* Begin Dataset rows *

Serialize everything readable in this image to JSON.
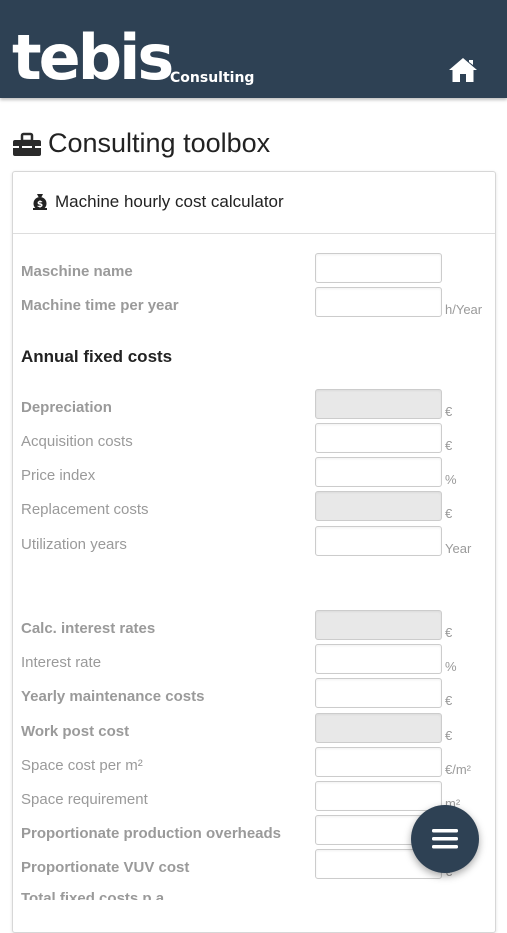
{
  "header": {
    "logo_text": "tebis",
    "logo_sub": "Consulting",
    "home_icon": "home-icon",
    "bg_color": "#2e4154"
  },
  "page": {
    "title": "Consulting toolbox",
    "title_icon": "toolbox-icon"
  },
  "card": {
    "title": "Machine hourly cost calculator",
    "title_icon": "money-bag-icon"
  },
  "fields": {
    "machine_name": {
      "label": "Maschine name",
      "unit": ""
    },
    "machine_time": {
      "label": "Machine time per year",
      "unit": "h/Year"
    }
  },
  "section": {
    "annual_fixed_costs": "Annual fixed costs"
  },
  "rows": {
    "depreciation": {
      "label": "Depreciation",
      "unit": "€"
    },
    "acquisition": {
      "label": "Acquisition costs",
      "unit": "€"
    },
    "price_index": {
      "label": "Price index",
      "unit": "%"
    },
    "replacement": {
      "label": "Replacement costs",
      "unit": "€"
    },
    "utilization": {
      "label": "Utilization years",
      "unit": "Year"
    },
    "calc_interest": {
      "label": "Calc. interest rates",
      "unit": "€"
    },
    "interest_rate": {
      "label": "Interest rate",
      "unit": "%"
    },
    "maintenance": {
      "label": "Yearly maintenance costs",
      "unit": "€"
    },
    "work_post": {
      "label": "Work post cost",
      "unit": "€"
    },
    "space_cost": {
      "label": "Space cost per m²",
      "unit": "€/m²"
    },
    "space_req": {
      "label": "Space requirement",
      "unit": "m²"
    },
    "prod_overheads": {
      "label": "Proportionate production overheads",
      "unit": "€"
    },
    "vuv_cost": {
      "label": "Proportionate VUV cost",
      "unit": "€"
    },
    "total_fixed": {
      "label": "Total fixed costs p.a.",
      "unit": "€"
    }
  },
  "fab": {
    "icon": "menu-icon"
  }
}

* End Dataset rows *

Pull out every line above that holds the word "maintenance".

Exercise solution ::
    "maintenance": {
      "label": "Yearly maintenance costs",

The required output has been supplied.